■ **Exercise**
Repeat all of the material exactly as given.

Dataset records
==========

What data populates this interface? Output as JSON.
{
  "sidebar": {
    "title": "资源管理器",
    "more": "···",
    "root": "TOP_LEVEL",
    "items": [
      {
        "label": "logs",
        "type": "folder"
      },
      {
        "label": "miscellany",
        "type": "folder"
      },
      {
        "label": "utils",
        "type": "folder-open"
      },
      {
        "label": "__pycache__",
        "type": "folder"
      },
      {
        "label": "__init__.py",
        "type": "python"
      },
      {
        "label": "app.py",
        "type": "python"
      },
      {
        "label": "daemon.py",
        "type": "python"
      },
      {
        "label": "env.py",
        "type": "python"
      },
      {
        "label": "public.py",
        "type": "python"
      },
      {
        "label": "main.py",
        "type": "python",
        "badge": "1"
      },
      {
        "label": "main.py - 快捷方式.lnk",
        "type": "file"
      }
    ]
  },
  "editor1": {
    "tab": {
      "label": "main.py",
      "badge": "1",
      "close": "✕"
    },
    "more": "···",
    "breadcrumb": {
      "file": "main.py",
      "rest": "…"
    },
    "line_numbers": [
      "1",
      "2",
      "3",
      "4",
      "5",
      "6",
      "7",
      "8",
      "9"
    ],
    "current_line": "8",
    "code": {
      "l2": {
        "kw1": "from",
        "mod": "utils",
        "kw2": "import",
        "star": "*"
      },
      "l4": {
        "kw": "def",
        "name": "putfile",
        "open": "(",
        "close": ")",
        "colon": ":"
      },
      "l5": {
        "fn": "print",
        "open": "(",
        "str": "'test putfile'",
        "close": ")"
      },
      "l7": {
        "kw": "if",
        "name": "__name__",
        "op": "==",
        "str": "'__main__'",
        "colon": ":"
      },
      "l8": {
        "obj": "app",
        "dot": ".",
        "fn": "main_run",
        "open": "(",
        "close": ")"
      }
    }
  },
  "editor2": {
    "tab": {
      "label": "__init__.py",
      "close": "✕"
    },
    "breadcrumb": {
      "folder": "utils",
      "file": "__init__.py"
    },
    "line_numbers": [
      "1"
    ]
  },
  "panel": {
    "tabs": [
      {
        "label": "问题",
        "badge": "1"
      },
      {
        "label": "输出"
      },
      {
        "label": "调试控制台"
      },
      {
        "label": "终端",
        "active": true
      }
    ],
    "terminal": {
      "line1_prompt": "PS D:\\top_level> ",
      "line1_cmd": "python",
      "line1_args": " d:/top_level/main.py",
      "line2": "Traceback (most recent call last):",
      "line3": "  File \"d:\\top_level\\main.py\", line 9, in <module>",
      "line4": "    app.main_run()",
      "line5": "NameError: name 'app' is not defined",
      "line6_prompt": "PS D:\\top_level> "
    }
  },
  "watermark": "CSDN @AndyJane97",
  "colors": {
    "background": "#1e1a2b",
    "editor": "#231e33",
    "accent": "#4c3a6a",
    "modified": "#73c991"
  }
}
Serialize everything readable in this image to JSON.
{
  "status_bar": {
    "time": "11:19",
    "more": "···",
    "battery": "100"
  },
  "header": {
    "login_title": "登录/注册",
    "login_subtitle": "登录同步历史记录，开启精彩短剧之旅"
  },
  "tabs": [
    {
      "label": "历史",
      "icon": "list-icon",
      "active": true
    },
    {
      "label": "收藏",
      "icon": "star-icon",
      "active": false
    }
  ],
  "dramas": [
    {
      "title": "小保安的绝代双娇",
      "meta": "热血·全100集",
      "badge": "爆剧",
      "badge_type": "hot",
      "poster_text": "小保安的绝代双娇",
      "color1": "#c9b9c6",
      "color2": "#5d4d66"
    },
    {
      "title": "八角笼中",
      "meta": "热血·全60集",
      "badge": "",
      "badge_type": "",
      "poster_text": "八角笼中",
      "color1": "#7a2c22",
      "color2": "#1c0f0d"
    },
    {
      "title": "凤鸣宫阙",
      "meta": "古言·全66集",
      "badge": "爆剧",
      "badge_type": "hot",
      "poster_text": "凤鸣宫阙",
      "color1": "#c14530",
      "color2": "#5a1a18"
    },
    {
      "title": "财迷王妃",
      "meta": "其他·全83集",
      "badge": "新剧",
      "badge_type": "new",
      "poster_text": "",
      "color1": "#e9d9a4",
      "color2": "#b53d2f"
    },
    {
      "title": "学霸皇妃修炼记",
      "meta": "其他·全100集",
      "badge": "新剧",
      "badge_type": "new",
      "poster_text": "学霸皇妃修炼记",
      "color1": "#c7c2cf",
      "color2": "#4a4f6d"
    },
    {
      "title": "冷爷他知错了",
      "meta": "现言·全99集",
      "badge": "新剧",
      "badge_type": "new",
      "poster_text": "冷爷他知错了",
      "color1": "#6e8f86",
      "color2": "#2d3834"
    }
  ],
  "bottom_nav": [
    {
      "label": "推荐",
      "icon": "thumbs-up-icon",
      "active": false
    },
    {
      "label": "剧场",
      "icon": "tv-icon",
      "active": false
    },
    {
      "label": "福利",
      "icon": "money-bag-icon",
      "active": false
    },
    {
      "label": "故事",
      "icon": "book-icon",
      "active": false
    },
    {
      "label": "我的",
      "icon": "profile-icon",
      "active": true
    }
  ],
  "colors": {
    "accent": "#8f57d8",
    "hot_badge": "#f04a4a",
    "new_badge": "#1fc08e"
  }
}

==========

■ **Finished exercise**
What data populates this interface? Output as JSON.
{
  "sidebar": {
    "title": "资源管理器",
    "more": "···",
    "root": "TOP_LEVEL",
    "items": [
      {
        "label": "logs",
        "type": "folder"
      },
      {
        "label": "miscellany",
        "type": "folder"
      },
      {
        "label": "utils",
        "type": "folder-open"
      },
      {
        "label": "__pycache__",
        "type": "folder"
      },
      {
        "label": "__init__.py",
        "type": "python"
      },
      {
        "label": "app.py",
        "type": "python"
      },
      {
        "label": "daemon.py",
        "type": "python"
      },
      {
        "label": "env.py",
        "type": "python"
      },
      {
        "label": "public.py",
        "type": "python"
      },
      {
        "label": "main.py",
        "type": "python",
        "badge": "1"
      },
      {
        "label": "main.py - 快捷方式.lnk",
        "type": "file"
      }
    ]
  },
  "editor1": {
    "tab": {
      "label": "main.py",
      "badge": "1",
      "close": "✕"
    },
    "more": "···",
    "breadcrumb": {
      "file": "main.py",
      "rest": "…"
    },
    "line_numbers": [
      "1",
      "2",
      "3",
      "4",
      "5",
      "6",
      "7",
      "8",
      "9"
    ],
    "current_line": "8",
    "code": {
      "l2": {
        "kw1": "from",
        "mod": "utils",
        "kw2": "import",
        "star": "*"
      },
      "l4": {
        "kw": "def",
        "name": "putfile",
        "open": "(",
        "close": ")",
        "colon": ":"
      },
      "l5": {
        "fn": "print",
        "open": "(",
        "str": "'test putfile'",
        "close": ")"
      },
      "l7": {
        "kw": "if",
        "name": "__name__",
        "op": "==",
        "str": "'__main__'",
        "colon": ":"
      },
      "l8": {
        "obj": "app",
        "dot": ".",
        "fn": "main_run",
        "open": "(",
        "close": ")"
      }
    }
  },
  "editor2": {
    "tab": {
      "label": "__init__.py",
      "close": "✕"
    },
    "breadcrumb": {
      "folder": "utils",
      "file": "__init__.py"
    },
    "line_numbers": [
      "1"
    ]
  },
  "panel": {
    "tabs": [
      {
        "label": "问题",
        "badge": "1"
      },
      {
        "label": "输出"
      },
      {
        "label": "调试控制台"
      },
      {
        "label": "终端",
        "active": true
      }
    ],
    "terminal": {
      "line1_prompt": "PS D:\\top_level> ",
      "line1_cmd": "python",
      "line1_args": " d:/top_level/main.py",
      "line2": "Traceback (most recent call last):",
      "line3": "  File \"d:\\top_level\\main.py\", line 9, in <module>",
      "line4": "    app.main_run()",
      "line5": "NameError: name 'app' is not defined",
      "line6_prompt": "PS D:\\top_level> "
    }
  },
  "watermark": "CSDN @AndyJane97",
  "colors": {
    "background": "#1e1a2b",
    "editor": "#231e33",
    "accent": "#4c3a6a",
    "modified": "#73c991"
  }
}
Serialize everything readable in this image to JSON.
{
  "status_bar": {
    "time": "11:19",
    "more": "···",
    "battery": "100"
  },
  "header": {
    "login_title": "登录/注册",
    "login_subtitle": "登录同步历史记录，开启精彩短剧之旅"
  },
  "tabs": [
    {
      "label": "历史",
      "icon": "list-icon",
      "active": true
    },
    {
      "label": "收藏",
      "icon": "star-icon",
      "active": false
    }
  ],
  "dramas": [
    {
      "title": "小保安的绝代双娇",
      "meta": "热血·全100集",
      "badge": "爆剧",
      "badge_type": "hot",
      "poster_text": "小保安的绝代双娇",
      "color1": "#c9b9c6",
      "color2": "#5d4d66"
    },
    {
      "title": "八角笼中",
      "meta": "热血·全60集",
      "badge": "",
      "badge_type": "",
      "poster_text": "八角笼中",
      "color1": "#7a2c22",
      "color2": "#1c0f0d"
    },
    {
      "title": "凤鸣宫阙",
      "meta": "古言·全66集",
      "badge": "爆剧",
      "badge_type": "hot",
      "poster_text": "凤鸣宫阙",
      "color1": "#c14530",
      "color2": "#5a1a18"
    },
    {
      "title": "财迷王妃",
      "meta": "其他·全83集",
      "badge": "新剧",
      "badge_type": "new",
      "poster_text": "",
      "color1": "#e9d9a4",
      "color2": "#b53d2f"
    },
    {
      "title": "学霸皇妃修炼记",
      "meta": "其他·全100集",
      "badge": "新剧",
      "badge_type": "new",
      "poster_text": "学霸皇妃修炼记",
      "color1": "#c7c2cf",
      "color2": "#4a4f6d"
    },
    {
      "title": "冷爷他知错了",
      "meta": "现言·全99集",
      "badge": "新剧",
      "badge_type": "new",
      "poster_text": "冷爷他知错了",
      "color1": "#6e8f86",
      "color2": "#2d3834"
    }
  ],
  "bottom_nav": [
    {
      "label": "推荐",
      "icon": "thumbs-up-icon",
      "active": false
    },
    {
      "label": "剧场",
      "icon": "tv-icon",
      "active": false
    },
    {
      "label": "福利",
      "icon": "money-bag-icon",
      "active": false
    },
    {
      "label": "故事",
      "icon": "book-icon",
      "active": false
    },
    {
      "label": "我的",
      "icon": "profile-icon",
      "active": true
    }
  ],
  "colors": {
    "accent": "#8f57d8",
    "hot_badge": "#f04a4a",
    "new_badge": "#1fc08e"
  }
}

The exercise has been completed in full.